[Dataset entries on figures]
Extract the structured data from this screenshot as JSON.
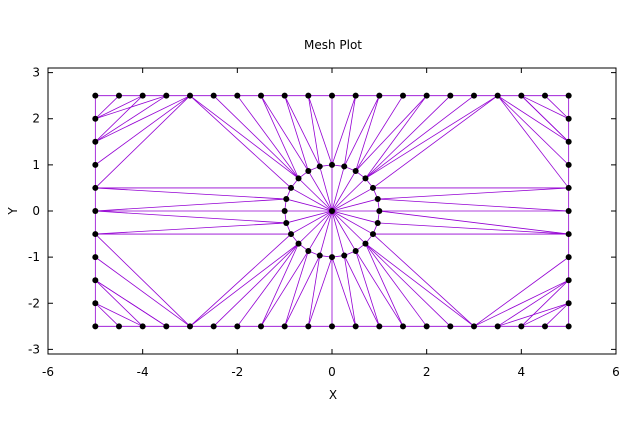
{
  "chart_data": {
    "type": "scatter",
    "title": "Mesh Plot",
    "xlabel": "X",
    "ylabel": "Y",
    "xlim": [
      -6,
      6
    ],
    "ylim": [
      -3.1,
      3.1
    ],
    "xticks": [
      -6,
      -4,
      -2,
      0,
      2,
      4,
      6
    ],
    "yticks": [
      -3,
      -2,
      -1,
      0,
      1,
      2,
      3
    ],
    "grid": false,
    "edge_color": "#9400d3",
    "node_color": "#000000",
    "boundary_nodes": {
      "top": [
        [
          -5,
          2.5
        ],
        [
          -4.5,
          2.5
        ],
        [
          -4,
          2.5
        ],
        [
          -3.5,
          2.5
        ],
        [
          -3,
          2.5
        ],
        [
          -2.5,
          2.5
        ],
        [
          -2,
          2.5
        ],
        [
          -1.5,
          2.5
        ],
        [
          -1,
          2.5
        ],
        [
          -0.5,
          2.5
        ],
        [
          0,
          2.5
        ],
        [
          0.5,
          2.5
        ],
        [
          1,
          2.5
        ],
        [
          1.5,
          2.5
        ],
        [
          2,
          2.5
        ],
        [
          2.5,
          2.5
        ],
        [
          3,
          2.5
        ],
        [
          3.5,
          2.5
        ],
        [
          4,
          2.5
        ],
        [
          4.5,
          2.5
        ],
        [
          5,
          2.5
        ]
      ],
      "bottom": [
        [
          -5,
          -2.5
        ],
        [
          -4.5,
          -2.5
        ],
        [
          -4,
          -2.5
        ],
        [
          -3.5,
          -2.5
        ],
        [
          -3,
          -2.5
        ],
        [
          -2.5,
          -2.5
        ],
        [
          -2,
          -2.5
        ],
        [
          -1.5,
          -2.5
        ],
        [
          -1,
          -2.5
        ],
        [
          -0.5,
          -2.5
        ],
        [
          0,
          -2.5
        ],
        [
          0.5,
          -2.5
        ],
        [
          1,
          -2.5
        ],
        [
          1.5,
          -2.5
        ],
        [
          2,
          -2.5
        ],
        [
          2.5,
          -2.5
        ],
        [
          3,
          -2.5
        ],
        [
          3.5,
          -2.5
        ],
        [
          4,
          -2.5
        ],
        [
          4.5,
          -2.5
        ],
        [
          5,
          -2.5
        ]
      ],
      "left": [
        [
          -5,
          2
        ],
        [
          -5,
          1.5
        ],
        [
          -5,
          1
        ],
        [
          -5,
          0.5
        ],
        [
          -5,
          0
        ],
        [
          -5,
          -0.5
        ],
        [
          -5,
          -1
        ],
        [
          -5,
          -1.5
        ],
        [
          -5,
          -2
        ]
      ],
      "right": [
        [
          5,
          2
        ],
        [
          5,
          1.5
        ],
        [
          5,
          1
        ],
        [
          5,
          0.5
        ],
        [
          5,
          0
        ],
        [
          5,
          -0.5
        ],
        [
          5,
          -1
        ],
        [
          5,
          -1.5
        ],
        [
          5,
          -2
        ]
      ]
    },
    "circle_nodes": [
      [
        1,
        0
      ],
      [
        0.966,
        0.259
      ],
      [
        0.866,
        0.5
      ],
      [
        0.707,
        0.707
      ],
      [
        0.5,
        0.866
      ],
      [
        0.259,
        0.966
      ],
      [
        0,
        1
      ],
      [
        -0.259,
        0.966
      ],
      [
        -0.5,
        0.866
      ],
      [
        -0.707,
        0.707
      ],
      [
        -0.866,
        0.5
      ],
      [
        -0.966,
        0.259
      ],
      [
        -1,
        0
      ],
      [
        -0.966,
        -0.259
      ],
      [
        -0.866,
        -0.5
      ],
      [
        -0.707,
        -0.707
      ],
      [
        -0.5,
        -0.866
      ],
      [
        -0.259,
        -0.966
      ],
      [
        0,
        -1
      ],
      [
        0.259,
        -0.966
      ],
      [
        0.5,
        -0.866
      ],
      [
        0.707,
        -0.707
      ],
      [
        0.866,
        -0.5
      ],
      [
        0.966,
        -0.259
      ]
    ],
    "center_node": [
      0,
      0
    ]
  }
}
--
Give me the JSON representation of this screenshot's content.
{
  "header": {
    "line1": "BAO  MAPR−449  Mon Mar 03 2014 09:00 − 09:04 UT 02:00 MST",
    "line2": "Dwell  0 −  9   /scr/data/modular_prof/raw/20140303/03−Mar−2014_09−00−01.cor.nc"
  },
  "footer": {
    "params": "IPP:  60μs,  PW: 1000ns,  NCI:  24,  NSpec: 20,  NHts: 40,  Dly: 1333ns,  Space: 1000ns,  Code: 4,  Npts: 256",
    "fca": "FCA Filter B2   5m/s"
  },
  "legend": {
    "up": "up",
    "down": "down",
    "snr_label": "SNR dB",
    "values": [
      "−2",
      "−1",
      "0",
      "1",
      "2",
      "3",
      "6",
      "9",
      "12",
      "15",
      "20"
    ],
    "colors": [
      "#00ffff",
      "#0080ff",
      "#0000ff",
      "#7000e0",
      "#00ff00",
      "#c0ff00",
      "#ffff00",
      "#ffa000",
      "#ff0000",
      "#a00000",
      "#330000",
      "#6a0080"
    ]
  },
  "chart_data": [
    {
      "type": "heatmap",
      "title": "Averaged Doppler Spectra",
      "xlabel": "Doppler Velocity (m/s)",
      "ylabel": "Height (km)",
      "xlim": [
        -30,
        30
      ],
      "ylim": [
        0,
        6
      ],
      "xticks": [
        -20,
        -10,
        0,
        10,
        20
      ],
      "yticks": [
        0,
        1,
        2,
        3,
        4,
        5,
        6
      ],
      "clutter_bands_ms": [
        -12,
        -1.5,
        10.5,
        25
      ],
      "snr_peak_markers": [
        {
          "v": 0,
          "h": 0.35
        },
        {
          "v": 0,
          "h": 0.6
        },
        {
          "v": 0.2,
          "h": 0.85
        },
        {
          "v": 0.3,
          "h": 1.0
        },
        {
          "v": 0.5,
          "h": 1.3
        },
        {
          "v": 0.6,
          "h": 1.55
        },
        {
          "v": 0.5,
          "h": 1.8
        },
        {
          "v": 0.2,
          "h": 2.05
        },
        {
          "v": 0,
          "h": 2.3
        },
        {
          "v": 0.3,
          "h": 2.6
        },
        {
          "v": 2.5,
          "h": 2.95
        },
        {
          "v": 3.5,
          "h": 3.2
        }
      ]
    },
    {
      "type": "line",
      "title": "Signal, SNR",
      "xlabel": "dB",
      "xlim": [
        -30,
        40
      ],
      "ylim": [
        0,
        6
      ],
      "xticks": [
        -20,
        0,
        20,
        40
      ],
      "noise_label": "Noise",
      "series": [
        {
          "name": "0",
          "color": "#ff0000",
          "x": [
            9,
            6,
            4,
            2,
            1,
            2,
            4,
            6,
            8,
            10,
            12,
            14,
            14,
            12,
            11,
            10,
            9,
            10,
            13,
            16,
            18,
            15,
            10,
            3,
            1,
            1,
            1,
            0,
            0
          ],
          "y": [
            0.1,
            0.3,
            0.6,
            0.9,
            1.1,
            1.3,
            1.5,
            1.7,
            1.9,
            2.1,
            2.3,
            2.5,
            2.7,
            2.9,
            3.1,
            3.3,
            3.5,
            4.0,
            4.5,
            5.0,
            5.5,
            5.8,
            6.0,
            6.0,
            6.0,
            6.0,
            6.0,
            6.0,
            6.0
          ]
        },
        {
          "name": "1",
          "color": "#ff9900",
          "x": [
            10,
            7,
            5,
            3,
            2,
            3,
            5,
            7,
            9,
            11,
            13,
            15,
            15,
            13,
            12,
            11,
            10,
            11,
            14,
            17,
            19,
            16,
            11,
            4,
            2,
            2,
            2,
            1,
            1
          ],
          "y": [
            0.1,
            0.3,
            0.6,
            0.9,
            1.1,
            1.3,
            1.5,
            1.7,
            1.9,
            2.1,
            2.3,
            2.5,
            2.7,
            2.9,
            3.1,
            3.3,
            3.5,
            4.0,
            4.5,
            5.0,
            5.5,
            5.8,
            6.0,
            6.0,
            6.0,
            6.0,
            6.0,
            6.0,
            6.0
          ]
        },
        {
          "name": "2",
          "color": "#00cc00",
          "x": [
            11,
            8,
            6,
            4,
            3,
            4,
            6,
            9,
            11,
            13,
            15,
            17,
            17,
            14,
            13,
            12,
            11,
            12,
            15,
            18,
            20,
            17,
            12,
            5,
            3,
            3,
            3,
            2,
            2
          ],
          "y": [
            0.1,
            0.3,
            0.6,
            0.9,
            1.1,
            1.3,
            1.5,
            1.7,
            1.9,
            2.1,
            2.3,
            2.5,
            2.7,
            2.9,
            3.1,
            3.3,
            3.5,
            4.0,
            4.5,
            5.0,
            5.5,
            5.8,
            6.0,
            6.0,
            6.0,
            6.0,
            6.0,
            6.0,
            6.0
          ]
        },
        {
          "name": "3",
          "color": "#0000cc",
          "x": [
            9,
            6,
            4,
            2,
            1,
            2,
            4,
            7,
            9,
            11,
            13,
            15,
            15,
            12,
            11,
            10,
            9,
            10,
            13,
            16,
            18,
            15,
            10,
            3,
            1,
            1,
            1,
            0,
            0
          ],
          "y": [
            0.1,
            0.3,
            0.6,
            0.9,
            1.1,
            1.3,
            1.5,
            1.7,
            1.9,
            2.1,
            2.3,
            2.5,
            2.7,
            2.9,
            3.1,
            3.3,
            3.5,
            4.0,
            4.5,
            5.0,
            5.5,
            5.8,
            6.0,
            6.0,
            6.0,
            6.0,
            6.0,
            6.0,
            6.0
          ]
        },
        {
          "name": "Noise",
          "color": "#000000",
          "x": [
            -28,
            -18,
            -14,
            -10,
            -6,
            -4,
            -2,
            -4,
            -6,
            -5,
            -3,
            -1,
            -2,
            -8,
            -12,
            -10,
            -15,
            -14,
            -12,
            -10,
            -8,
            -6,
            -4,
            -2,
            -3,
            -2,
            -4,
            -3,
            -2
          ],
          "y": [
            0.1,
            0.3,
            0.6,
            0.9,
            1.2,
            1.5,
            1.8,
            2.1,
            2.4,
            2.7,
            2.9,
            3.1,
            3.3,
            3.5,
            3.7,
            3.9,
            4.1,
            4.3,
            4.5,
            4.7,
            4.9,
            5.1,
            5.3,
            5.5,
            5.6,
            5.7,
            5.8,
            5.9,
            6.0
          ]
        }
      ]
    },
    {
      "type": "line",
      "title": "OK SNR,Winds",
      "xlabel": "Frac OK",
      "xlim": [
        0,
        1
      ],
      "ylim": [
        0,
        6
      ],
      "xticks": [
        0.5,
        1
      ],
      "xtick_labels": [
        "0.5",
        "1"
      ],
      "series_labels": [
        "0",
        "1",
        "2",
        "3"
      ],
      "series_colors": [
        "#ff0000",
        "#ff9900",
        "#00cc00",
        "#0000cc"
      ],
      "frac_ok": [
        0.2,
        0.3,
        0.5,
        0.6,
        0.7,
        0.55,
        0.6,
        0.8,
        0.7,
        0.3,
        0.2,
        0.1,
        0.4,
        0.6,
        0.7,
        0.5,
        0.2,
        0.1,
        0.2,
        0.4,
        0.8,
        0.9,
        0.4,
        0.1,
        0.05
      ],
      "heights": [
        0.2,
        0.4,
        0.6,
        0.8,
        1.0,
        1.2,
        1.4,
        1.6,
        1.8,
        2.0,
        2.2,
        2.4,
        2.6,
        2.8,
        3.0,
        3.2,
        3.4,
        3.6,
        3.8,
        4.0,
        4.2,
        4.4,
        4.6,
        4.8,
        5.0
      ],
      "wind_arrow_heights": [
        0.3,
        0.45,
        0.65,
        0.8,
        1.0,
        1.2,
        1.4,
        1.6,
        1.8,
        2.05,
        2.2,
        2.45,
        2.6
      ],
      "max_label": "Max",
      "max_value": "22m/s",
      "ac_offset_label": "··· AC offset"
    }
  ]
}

#### Stated goal
Among the lines of the records above, count those holding the string "this", and report only the number.

#### Full answer
2